[Data excerpts]
━━━━━━━━━━━━━━━━━━━━
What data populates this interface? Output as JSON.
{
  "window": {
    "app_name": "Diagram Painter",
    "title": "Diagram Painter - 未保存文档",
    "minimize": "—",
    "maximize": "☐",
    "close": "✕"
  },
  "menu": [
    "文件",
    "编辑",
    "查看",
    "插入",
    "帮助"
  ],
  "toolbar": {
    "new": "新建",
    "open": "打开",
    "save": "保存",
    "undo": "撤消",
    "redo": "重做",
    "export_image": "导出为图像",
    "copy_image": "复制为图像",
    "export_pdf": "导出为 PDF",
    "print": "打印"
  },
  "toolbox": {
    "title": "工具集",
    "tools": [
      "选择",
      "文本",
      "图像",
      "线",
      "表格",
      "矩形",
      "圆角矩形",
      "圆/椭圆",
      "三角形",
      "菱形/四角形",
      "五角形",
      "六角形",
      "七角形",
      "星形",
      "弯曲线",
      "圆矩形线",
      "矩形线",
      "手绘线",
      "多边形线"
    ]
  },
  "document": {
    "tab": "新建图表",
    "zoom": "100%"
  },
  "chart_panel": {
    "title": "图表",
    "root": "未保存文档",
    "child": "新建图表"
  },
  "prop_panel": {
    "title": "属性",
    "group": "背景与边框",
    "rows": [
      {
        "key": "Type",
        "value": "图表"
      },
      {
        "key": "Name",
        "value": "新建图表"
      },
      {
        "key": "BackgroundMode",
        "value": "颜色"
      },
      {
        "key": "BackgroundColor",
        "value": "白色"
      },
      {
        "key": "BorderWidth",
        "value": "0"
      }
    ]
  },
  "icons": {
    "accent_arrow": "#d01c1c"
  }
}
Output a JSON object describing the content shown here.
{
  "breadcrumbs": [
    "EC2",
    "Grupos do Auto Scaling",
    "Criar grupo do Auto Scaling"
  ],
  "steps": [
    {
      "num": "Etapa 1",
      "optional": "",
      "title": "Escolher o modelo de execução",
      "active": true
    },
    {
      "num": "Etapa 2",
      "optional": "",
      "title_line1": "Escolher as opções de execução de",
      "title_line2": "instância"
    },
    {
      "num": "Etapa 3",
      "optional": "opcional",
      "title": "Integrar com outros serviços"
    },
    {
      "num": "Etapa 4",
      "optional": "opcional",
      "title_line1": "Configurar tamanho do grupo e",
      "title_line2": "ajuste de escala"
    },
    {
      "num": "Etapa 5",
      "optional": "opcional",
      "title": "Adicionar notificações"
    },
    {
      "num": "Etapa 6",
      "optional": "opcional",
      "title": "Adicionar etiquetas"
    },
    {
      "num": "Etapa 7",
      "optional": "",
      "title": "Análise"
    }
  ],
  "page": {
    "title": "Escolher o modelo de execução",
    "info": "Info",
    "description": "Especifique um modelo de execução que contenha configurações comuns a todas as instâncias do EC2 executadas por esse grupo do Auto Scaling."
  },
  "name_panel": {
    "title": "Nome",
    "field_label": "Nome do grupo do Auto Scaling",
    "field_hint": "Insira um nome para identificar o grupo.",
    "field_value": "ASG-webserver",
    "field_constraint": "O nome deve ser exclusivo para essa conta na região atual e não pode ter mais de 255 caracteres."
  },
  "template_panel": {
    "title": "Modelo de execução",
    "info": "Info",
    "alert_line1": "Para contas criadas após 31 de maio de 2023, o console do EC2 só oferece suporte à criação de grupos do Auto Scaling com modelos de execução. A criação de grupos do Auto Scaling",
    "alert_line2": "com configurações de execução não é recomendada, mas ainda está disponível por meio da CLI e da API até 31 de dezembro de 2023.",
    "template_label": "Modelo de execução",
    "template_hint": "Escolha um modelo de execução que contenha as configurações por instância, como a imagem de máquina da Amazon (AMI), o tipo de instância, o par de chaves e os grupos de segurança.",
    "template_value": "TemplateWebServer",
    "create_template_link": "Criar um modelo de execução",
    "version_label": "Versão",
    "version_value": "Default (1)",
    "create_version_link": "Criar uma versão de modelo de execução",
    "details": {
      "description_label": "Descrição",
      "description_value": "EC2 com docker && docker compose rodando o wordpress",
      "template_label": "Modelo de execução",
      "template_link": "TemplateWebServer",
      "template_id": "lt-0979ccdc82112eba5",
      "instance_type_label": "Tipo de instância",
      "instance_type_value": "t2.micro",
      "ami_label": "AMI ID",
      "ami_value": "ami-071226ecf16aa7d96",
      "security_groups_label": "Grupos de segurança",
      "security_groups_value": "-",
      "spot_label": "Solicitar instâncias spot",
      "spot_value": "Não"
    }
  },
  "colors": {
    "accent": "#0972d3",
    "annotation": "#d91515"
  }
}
━━━━━━━━━━━━━━━━━━━━
■ What is needed ■
Check the data for the word "execução" and pull out the lines that have it.

■ The response ■
      "title": "Escolher o modelo de execução",
      "title_line1": "Escolher as opções de execução de",
    "title": "Escolher o modelo de execução",
    "description": "Especifique um modelo de execução que contenha configurações comuns a todas as instâncias do EC2 executadas por esse grupo do Auto Scaling."
    "title": "Modelo de execução",
    "alert_line1": "Para contas criadas após 31 de maio de 2023, o console do EC2 só oferece suporte à criação de grupos do Auto Scaling com modelos de execução. A criação de grupos do Auto Scaling",
    "alert_line2": "com configurações de execução não é recomendada, mas ainda está disponível por meio da CLI e da API até 31 de dezembro de 2023.",
    "template_label": "Modelo de execução",
    "template_hint": "Escolha um modelo de execução que contenha as configurações por instância, como a imagem de máquina da Amazon (AMI), o tipo de instância, o par de chaves e os grupos de segurança.",
    "create_template_link": "Criar um modelo de execução",
    "create_version_link": "Criar uma versão de modelo de execução",
      "template_label": "Modelo de execução",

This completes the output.